▶ Directions for this task
Copy out all of the material exactly as presented.

▶ Data provided
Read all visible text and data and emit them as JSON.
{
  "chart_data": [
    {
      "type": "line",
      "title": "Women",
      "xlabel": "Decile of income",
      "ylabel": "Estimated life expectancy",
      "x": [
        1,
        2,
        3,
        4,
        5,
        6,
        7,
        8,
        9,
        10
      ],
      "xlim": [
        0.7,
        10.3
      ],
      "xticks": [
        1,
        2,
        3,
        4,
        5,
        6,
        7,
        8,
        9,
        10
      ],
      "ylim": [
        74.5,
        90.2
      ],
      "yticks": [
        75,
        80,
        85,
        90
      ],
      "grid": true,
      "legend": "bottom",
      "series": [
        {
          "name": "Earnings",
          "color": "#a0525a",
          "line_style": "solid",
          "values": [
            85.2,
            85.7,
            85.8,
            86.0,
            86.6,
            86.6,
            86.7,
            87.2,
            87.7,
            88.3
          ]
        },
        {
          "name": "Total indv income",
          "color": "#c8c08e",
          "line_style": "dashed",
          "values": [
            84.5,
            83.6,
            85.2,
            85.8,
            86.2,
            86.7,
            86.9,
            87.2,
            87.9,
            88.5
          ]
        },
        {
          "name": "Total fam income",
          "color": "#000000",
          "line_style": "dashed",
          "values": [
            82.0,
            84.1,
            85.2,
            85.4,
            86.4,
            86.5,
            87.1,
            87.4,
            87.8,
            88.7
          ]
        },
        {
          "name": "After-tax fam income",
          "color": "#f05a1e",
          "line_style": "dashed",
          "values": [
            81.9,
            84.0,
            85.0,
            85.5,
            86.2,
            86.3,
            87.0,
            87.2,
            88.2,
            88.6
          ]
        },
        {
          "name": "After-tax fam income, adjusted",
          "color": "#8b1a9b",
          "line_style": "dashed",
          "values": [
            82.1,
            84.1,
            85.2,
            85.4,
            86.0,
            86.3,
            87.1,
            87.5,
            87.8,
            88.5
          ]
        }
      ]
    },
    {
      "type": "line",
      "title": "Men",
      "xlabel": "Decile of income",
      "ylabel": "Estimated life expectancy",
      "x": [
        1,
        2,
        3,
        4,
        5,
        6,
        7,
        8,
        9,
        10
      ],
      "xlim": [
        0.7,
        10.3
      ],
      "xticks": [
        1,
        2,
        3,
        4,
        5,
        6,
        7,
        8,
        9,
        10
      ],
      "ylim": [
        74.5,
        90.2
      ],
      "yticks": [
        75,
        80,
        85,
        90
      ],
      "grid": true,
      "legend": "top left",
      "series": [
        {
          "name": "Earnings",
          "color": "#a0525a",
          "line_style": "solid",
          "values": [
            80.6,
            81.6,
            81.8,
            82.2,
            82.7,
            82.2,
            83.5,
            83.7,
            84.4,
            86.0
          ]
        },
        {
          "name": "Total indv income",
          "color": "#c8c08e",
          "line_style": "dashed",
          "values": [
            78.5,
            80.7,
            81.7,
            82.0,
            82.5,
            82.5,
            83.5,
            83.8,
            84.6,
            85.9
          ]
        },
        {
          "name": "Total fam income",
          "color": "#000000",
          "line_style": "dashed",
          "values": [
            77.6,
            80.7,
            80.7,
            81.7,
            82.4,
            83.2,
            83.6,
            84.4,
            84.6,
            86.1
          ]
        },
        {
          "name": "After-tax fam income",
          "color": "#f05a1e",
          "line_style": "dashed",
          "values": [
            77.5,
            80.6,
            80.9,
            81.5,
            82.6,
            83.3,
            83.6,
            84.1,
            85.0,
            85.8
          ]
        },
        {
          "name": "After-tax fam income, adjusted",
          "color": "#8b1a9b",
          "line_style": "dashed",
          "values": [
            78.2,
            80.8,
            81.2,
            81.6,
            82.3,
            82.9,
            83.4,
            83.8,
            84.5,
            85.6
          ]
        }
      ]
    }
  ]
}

▶ Result
Read all visible text and data and emit them as JSON.
{
  "chart_data": [
    {
      "type": "line",
      "title": "Women",
      "xlabel": "Decile of income",
      "ylabel": "Estimated life expectancy",
      "x": [
        1,
        2,
        3,
        4,
        5,
        6,
        7,
        8,
        9,
        10
      ],
      "xlim": [
        0.7,
        10.3
      ],
      "xticks": [
        1,
        2,
        3,
        4,
        5,
        6,
        7,
        8,
        9,
        10
      ],
      "ylim": [
        74.5,
        90.2
      ],
      "yticks": [
        75,
        80,
        85,
        90
      ],
      "grid": true,
      "legend": "bottom",
      "series": [
        {
          "name": "Earnings",
          "color": "#a0525a",
          "line_style": "solid",
          "values": [
            85.2,
            85.7,
            85.8,
            86.0,
            86.6,
            86.6,
            86.7,
            87.2,
            87.7,
            88.3
          ]
        },
        {
          "name": "Total indv income",
          "color": "#c8c08e",
          "line_style": "dashed",
          "values": [
            84.5,
            83.6,
            85.2,
            85.8,
            86.2,
            86.7,
            86.9,
            87.2,
            87.9,
            88.5
          ]
        },
        {
          "name": "Total fam income",
          "color": "#000000",
          "line_style": "dashed",
          "values": [
            82.0,
            84.1,
            85.2,
            85.4,
            86.4,
            86.5,
            87.1,
            87.4,
            87.8,
            88.7
          ]
        },
        {
          "name": "After-tax fam income",
          "color": "#f05a1e",
          "line_style": "dashed",
          "values": [
            81.9,
            84.0,
            85.0,
            85.5,
            86.2,
            86.3,
            87.0,
            87.2,
            88.2,
            88.6
          ]
        },
        {
          "name": "After-tax fam income, adjusted",
          "color": "#8b1a9b",
          "line_style": "dashed",
          "values": [
            82.1,
            84.1,
            85.2,
            85.4,
            86.0,
            86.3,
            87.1,
            87.5,
            87.8,
            88.5
          ]
        }
      ]
    },
    {
      "type": "line",
      "title": "Men",
      "xlabel": "Decile of income",
      "ylabel": "Estimated life expectancy",
      "x": [
        1,
        2,
        3,
        4,
        5,
        6,
        7,
        8,
        9,
        10
      ],
      "xlim": [
        0.7,
        10.3
      ],
      "xticks": [
        1,
        2,
        3,
        4,
        5,
        6,
        7,
        8,
        9,
        10
      ],
      "ylim": [
        74.5,
        90.2
      ],
      "yticks": [
        75,
        80,
        85,
        90
      ],
      "grid": true,
      "legend": "top left",
      "series": [
        {
          "name": "Earnings",
          "color": "#a0525a",
          "line_style": "solid",
          "values": [
            80.6,
            81.6,
            81.8,
            82.2,
            82.7,
            82.2,
            83.5,
            83.7,
            84.4,
            86.0
          ]
        },
        {
          "name": "Total indv income",
          "color": "#c8c08e",
          "line_style": "dashed",
          "values": [
            78.5,
            80.7,
            81.7,
            82.0,
            82.5,
            82.5,
            83.5,
            83.8,
            84.6,
            85.9
          ]
        },
        {
          "name": "Total fam income",
          "color": "#000000",
          "line_style": "dashed",
          "values": [
            77.6,
            80.7,
            80.7,
            81.7,
            82.4,
            83.2,
            83.6,
            84.4,
            84.6,
            86.1
          ]
        },
        {
          "name": "After-tax fam income",
          "color": "#f05a1e",
          "line_style": "dashed",
          "values": [
            77.5,
            80.6,
            80.9,
            81.5,
            82.6,
            83.3,
            83.6,
            84.1,
            85.0,
            85.8
          ]
        },
        {
          "name": "After-tax fam income, adjusted",
          "color": "#8b1a9b",
          "line_style": "dashed",
          "values": [
            78.2,
            80.8,
            81.2,
            81.6,
            82.3,
            82.9,
            83.4,
            83.8,
            84.5,
            85.6
          ]
        }
      ]
    }
  ]
}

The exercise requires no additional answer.